*RECORDS PROVIDED:*
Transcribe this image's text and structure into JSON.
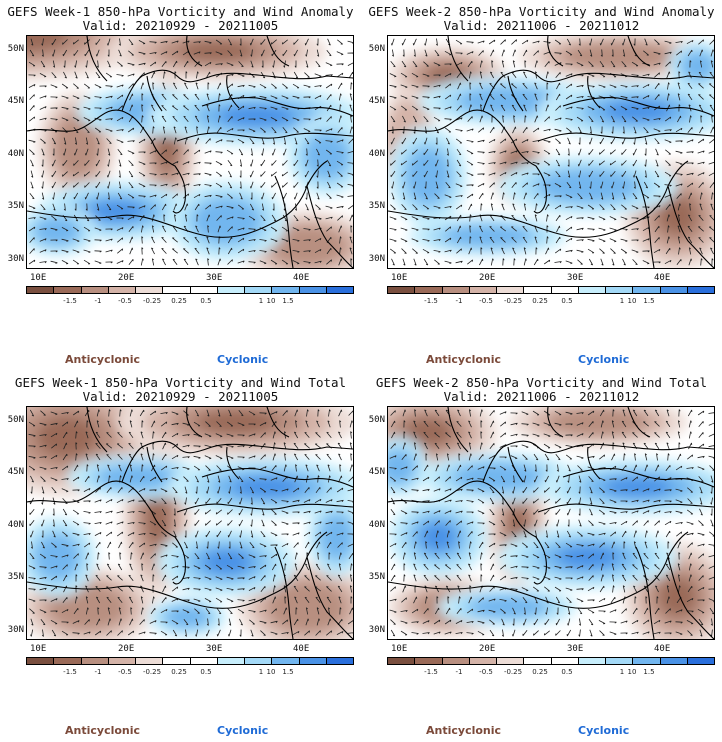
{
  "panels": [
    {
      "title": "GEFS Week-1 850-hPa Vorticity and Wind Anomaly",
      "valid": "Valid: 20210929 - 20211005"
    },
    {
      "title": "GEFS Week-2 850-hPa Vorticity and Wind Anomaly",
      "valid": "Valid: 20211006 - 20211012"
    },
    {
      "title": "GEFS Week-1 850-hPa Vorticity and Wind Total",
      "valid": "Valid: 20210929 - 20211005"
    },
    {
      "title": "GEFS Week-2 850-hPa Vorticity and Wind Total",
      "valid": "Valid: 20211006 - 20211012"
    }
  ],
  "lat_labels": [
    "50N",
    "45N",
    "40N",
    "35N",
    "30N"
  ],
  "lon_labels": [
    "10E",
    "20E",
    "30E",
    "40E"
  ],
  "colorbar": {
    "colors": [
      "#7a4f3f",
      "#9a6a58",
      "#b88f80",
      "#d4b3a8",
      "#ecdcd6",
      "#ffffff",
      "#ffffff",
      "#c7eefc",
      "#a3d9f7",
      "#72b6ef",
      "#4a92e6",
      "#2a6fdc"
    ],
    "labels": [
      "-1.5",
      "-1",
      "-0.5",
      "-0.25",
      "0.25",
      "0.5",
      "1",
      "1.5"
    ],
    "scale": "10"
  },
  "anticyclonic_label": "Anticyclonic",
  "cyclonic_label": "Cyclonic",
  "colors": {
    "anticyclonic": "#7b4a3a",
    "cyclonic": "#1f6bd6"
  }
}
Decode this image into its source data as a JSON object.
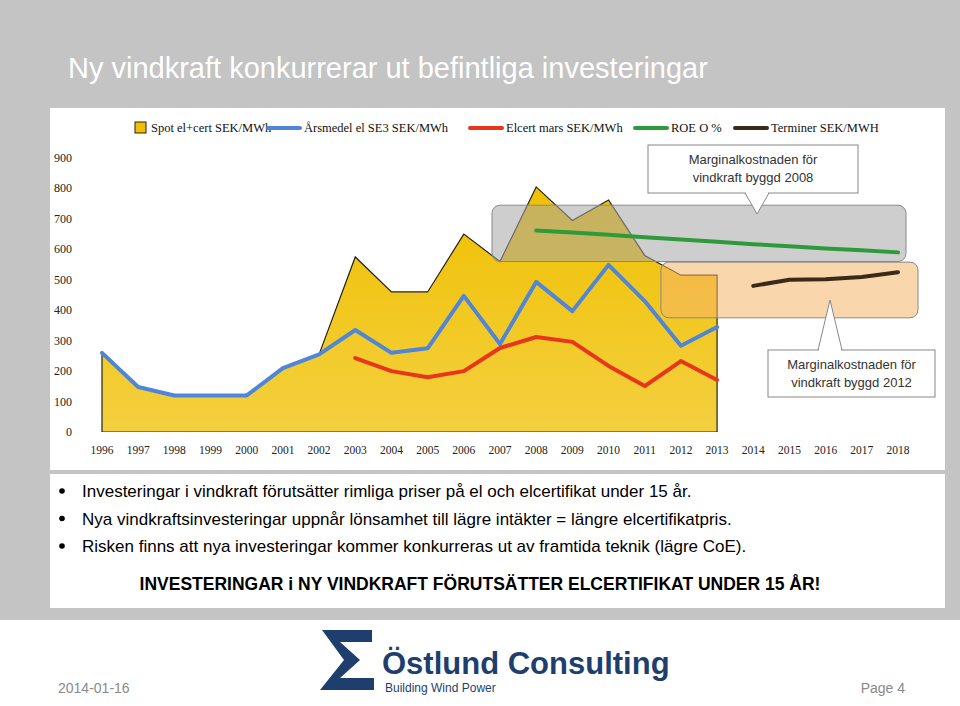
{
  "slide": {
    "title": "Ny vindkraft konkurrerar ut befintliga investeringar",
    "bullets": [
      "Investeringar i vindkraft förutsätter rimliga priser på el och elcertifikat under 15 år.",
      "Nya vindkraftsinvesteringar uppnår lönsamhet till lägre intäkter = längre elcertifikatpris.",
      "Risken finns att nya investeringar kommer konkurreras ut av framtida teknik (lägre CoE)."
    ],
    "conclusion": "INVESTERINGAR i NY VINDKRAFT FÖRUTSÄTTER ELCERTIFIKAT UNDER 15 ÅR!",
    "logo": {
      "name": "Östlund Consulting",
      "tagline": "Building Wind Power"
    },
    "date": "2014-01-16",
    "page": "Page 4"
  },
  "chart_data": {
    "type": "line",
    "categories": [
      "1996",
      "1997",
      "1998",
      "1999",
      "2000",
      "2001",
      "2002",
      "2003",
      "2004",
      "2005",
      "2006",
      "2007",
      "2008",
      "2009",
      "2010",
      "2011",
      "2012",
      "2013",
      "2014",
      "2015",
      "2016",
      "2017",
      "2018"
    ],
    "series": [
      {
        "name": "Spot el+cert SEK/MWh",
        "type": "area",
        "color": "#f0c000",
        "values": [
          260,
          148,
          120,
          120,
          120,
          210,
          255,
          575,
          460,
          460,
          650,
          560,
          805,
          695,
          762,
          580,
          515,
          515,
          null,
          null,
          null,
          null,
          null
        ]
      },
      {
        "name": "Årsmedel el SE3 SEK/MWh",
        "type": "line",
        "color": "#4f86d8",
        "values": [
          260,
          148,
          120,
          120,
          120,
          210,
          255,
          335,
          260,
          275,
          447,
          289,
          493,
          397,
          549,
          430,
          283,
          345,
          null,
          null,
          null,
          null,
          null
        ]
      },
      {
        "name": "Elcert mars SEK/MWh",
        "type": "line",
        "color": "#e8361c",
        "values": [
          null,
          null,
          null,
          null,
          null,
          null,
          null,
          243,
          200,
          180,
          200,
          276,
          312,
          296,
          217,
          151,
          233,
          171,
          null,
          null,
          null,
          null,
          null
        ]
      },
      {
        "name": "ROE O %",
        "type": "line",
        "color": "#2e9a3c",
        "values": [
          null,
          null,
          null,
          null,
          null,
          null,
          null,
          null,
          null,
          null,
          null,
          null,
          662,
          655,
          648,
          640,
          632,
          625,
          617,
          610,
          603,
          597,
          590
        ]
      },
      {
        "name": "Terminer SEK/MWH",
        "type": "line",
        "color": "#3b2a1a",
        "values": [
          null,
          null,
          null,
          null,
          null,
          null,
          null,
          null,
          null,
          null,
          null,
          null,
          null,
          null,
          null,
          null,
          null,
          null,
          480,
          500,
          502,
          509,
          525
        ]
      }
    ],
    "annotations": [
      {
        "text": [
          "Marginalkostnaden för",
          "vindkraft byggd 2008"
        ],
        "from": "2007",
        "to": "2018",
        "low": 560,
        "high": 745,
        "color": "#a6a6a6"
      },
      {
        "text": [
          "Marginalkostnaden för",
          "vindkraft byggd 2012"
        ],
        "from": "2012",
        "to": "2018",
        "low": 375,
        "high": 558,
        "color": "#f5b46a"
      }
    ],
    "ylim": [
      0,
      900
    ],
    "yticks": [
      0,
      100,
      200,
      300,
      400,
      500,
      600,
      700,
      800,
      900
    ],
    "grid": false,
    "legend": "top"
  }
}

...

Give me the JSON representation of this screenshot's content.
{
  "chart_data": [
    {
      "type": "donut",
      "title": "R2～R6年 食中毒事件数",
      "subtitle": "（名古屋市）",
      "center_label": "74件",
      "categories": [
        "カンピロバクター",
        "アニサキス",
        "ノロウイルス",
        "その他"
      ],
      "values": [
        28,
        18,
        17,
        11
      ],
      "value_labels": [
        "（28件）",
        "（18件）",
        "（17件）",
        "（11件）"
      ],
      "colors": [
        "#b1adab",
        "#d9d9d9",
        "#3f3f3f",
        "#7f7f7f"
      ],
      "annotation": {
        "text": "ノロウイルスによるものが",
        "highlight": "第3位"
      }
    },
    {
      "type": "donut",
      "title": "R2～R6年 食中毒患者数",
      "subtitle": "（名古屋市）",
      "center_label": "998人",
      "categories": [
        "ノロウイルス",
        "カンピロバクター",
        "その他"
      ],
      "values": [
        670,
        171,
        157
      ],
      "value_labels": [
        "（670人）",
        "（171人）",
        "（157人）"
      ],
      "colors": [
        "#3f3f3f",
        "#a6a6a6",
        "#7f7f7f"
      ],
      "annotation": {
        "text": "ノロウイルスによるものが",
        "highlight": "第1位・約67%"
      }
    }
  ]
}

*EXERCISE GOAL:* Using the records above, gather all lines where the string "into" is present.

*EXERCISE ANSWER:*
Transcribe this image's text and structure into JSON.
Decode this image into its source data as a JSON object.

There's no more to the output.